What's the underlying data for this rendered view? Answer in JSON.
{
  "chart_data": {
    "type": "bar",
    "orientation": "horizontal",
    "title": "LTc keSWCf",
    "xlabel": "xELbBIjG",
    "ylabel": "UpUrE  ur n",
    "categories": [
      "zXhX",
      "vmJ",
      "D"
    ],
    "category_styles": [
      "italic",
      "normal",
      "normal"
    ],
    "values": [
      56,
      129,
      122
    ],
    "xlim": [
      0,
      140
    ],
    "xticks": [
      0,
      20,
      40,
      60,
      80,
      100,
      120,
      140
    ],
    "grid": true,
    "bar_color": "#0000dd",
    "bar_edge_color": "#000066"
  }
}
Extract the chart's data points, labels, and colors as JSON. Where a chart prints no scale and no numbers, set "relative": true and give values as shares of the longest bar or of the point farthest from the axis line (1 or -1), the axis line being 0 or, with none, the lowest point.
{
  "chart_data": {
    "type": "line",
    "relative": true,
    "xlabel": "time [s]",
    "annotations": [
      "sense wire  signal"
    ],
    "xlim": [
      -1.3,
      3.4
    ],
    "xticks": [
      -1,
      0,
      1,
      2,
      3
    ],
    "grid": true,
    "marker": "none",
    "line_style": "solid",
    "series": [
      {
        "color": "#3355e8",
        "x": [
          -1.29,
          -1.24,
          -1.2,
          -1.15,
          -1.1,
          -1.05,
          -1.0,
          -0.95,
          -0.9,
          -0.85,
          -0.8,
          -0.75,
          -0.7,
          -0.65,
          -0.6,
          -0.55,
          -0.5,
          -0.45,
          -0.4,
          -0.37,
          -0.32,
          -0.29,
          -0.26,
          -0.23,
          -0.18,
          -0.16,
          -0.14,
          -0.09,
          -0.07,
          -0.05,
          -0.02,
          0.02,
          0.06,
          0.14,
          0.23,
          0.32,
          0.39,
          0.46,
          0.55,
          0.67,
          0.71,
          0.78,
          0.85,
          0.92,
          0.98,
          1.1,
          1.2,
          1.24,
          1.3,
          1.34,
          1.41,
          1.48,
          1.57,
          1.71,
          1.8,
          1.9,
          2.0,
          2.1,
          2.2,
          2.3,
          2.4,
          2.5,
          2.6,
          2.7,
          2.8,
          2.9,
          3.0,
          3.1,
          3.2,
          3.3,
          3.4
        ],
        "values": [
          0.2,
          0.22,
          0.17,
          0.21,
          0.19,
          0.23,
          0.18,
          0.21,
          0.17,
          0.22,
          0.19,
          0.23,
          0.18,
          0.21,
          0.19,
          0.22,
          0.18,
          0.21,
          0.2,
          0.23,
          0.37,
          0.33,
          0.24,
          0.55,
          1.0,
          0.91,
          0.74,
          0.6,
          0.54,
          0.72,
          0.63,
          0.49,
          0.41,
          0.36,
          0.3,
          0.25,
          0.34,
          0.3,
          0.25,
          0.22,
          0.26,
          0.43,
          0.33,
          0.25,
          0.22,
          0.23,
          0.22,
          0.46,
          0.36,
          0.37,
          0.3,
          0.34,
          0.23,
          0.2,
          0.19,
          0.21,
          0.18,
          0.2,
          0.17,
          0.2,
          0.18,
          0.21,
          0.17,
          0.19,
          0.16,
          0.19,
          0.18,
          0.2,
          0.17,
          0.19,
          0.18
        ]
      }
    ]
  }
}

Objective: Show, from the listing above, each line that contains the word "JSON".

Correct result:
What's the underlying data for this rendered view? Answer in JSON.
Extract the chart's data points, labels, and colors as JSON. Where a chart prints no scale and no numbers, set "relative": true and give values as shares of the longest bar or of the point farthest from the axis line (1 or -1), the axis line being 0 or, with none, the lowest point.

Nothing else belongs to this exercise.